# [THE REQUEST]
Leave out the pictures and copy every record exactly.

Data excerpts:
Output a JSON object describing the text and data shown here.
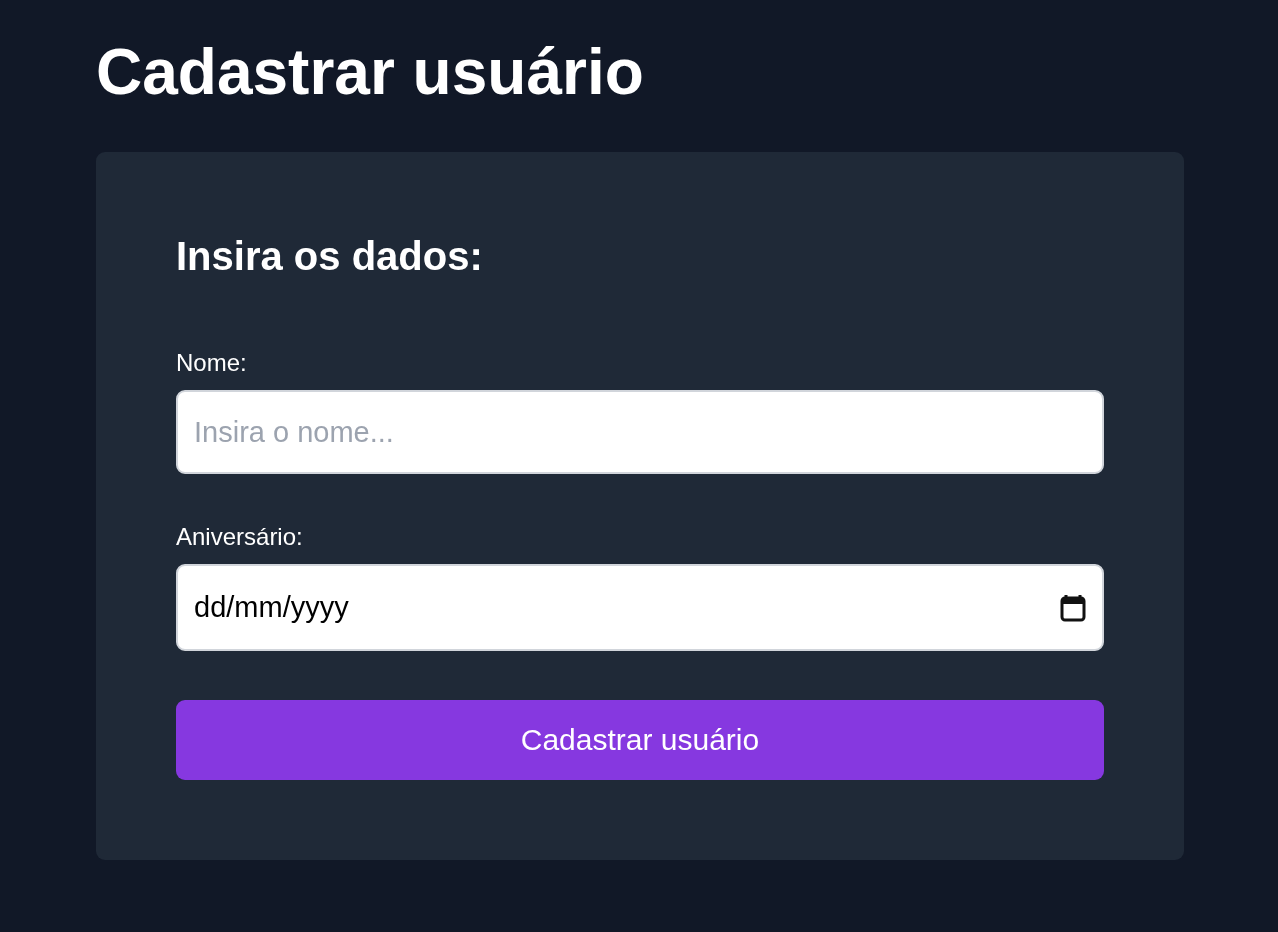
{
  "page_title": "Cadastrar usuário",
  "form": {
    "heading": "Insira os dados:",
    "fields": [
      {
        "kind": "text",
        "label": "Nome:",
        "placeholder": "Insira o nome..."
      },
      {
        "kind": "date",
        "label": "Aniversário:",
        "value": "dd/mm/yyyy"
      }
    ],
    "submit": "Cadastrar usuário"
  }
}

# [RESULT FOR THIS EXERCISE]
Output a JSON object describing the text and data shown here.
{
  "page_title": "Cadastrar usuário",
  "form": {
    "heading": "Insira os dados:",
    "fields": [
      {
        "kind": "text",
        "label": "Nome:",
        "placeholder": "Insira o nome..."
      },
      {
        "kind": "date",
        "label": "Aniversário:",
        "value": "dd/mm/yyyy"
      }
    ],
    "submit": "Cadastrar usuário"
  }
}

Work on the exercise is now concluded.